Excerpted data ->
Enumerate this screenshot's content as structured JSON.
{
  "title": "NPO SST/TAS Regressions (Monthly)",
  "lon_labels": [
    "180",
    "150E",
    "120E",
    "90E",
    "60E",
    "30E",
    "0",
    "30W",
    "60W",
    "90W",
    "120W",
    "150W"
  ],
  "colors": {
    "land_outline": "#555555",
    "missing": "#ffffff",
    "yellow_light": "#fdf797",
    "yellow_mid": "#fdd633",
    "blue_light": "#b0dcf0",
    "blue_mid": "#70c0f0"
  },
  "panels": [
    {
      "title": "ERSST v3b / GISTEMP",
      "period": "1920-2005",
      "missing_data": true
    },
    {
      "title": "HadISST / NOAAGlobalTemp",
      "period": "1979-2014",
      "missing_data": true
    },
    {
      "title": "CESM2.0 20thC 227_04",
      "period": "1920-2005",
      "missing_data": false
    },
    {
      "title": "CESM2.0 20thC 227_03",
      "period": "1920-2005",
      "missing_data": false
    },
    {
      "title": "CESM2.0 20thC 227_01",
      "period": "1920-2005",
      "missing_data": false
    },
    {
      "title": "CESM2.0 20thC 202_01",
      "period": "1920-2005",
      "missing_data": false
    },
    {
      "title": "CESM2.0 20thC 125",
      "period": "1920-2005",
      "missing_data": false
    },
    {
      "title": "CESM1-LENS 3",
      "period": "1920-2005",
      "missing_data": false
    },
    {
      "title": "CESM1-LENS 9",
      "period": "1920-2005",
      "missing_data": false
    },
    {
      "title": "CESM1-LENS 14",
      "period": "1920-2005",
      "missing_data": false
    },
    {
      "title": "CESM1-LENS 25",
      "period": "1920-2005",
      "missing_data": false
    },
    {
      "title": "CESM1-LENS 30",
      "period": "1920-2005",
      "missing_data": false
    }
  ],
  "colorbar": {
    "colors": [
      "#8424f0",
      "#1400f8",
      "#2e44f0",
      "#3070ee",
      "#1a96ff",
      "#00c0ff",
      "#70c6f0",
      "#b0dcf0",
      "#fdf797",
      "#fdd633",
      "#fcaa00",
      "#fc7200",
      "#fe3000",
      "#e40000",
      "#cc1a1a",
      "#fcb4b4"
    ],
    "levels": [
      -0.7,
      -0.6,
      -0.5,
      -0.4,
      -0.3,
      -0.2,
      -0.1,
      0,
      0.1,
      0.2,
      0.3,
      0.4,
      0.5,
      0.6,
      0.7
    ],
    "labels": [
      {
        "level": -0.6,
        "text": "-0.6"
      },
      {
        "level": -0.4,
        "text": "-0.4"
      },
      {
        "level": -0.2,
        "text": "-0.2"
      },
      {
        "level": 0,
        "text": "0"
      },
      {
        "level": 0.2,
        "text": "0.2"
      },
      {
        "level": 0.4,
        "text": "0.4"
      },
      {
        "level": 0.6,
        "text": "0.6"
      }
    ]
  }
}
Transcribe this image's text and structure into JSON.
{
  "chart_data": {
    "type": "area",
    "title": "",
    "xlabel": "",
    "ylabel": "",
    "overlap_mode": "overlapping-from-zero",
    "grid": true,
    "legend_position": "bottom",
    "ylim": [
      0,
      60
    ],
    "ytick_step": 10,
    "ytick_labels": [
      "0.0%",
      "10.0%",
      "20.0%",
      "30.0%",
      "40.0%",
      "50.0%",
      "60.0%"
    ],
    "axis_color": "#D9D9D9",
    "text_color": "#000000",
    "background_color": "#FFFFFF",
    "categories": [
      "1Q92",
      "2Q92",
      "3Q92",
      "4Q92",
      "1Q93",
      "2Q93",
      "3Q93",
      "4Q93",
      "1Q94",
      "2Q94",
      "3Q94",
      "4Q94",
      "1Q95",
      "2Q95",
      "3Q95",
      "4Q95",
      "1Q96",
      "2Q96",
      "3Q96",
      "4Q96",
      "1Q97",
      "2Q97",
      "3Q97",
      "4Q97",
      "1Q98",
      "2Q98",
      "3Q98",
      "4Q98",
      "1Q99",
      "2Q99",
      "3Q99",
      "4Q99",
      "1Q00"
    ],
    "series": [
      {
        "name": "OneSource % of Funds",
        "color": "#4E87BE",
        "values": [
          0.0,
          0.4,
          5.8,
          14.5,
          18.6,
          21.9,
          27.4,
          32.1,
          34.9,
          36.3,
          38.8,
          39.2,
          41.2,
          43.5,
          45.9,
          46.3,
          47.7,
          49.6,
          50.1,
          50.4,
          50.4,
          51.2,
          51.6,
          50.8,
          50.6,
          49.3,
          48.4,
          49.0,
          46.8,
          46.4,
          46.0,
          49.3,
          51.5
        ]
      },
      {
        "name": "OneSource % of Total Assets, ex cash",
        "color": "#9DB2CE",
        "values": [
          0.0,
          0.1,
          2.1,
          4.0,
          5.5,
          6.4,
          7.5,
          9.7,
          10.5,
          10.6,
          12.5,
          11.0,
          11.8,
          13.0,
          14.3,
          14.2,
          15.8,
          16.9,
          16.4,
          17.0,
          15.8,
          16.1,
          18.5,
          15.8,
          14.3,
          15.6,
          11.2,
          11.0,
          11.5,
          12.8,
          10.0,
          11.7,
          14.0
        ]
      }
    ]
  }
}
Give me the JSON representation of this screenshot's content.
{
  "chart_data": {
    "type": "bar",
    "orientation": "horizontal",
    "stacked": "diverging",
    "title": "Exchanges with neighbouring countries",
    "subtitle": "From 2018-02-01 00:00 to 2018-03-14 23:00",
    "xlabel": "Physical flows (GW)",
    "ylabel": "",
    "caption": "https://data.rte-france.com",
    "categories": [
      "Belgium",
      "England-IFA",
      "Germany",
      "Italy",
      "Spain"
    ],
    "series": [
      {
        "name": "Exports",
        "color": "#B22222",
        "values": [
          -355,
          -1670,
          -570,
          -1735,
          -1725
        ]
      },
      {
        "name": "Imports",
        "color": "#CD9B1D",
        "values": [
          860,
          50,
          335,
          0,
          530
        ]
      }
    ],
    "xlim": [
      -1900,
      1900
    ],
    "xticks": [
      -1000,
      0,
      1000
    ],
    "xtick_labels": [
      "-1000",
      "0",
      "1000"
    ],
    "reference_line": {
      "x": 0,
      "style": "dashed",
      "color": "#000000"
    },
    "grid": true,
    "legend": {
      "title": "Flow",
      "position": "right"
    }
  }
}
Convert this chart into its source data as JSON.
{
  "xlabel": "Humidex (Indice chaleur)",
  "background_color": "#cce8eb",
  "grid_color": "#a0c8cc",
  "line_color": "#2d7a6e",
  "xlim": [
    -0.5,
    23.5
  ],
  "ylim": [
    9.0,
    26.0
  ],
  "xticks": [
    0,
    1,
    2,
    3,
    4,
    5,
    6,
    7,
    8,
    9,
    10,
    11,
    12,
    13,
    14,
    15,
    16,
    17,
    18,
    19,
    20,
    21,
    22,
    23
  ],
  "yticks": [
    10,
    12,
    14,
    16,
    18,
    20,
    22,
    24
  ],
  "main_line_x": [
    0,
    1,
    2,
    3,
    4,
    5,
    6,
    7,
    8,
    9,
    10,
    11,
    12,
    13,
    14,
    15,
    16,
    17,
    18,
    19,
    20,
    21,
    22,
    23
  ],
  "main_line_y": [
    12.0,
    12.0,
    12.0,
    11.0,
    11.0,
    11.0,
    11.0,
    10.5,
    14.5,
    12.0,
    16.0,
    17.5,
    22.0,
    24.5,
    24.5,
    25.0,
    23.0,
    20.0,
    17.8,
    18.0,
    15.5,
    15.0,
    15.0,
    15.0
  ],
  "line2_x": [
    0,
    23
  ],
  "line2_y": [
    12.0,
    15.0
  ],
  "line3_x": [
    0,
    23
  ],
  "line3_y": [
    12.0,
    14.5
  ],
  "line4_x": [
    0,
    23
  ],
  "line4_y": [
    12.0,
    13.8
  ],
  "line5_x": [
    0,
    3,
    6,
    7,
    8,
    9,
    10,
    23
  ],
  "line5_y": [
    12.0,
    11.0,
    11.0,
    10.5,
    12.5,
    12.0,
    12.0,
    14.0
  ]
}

Task ->
What is the number of lines in the records above that include the word "name"? Reply with that number and nothing more.

Complete output ->
4